Provided data ->

* * * * * * * * *

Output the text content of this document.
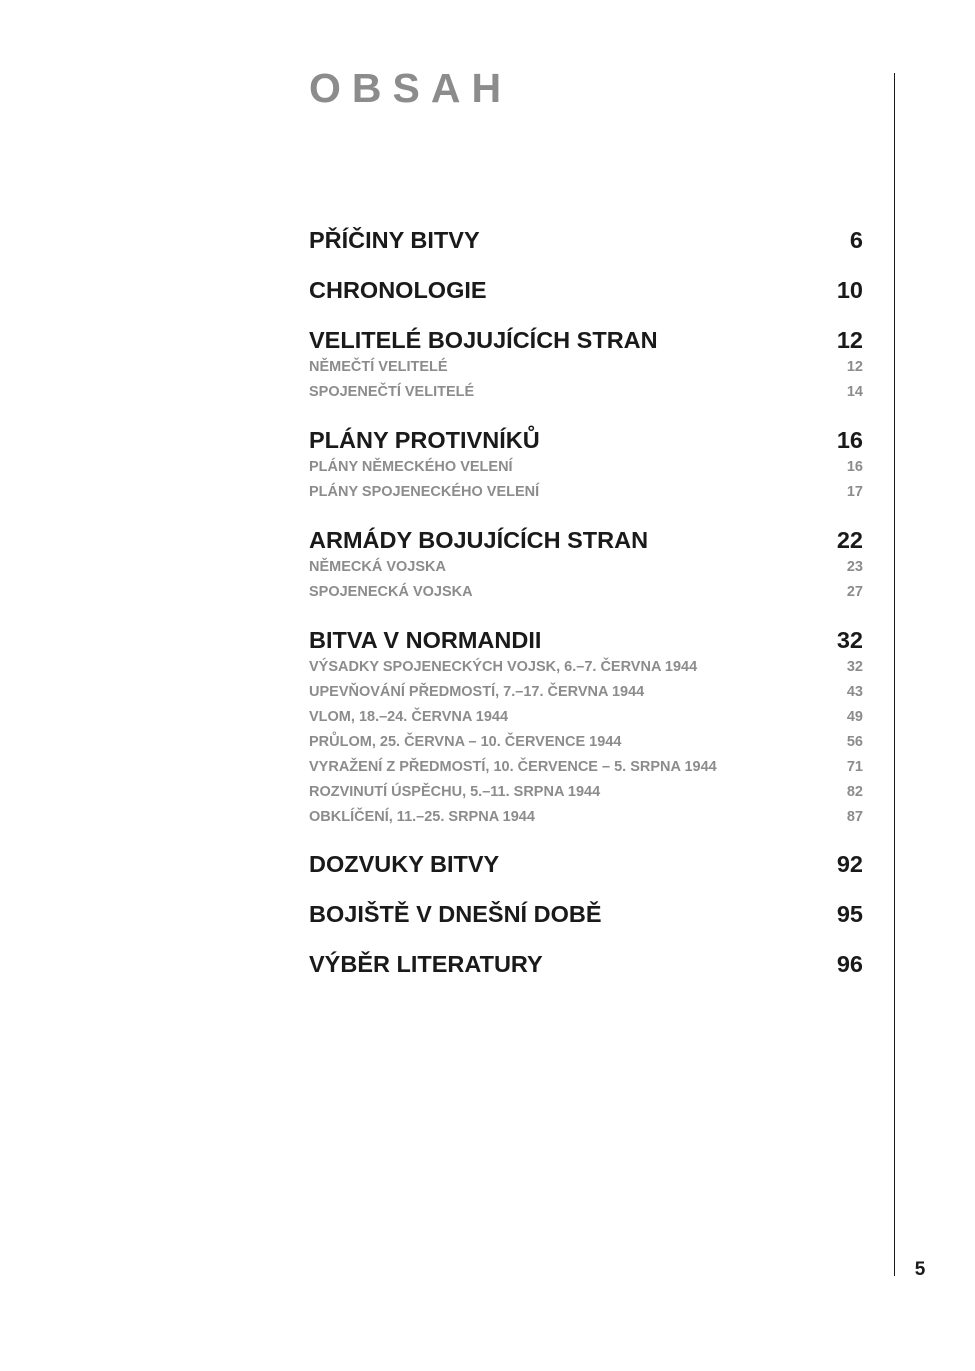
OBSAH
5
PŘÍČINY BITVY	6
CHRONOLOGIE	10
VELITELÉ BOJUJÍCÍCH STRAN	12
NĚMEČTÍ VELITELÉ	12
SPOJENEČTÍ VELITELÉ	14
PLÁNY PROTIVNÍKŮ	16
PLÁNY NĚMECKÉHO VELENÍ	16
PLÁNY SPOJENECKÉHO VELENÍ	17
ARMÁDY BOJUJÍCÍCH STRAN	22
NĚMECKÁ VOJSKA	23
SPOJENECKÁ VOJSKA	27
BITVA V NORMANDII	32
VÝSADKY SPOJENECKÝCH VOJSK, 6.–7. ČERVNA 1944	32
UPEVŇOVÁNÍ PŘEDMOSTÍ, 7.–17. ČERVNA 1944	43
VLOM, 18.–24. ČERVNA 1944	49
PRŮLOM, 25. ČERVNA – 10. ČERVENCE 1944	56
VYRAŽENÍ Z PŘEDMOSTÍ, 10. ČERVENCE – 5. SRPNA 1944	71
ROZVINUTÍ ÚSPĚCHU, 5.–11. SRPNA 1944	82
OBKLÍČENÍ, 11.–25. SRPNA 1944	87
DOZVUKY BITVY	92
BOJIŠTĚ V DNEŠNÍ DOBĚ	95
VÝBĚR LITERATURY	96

* * * * * * * * *

Work to do -> Reproduce all of the entries word for word, skipping any pictures they hold.

Result for this exercise ->
Output the text content of this document.
OBSAH
5
PŘÍČINY BITVY	6
CHRONOLOGIE	10
VELITELÉ BOJUJÍCÍCH STRAN	12
NĚMEČTÍ VELITELÉ	12
SPOJENEČTÍ VELITELÉ	14
PLÁNY PROTIVNÍKŮ	16
PLÁNY NĚMECKÉHO VELENÍ	16
PLÁNY SPOJENECKÉHO VELENÍ	17
ARMÁDY BOJUJÍCÍCH STRAN	22
NĚMECKÁ VOJSKA	23
SPOJENECKÁ VOJSKA	27
BITVA V NORMANDII	32
VÝSADKY SPOJENECKÝCH VOJSK, 6.–7. ČERVNA 1944	32
UPEVŇOVÁNÍ PŘEDMOSTÍ, 7.–17. ČERVNA 1944	43
VLOM, 18.–24. ČERVNA 1944	49
PRŮLOM, 25. ČERVNA – 10. ČERVENCE 1944	56
VYRAŽENÍ Z PŘEDMOSTÍ, 10. ČERVENCE – 5. SRPNA 1944	71
ROZVINUTÍ ÚSPĚCHU, 5.–11. SRPNA 1944	82
OBKLÍČENÍ, 11.–25. SRPNA 1944	87
DOZVUKY BITVY	92
BOJIŠTĚ V DNEŠNÍ DOBĚ	95
VÝBĚR LITERATURY	96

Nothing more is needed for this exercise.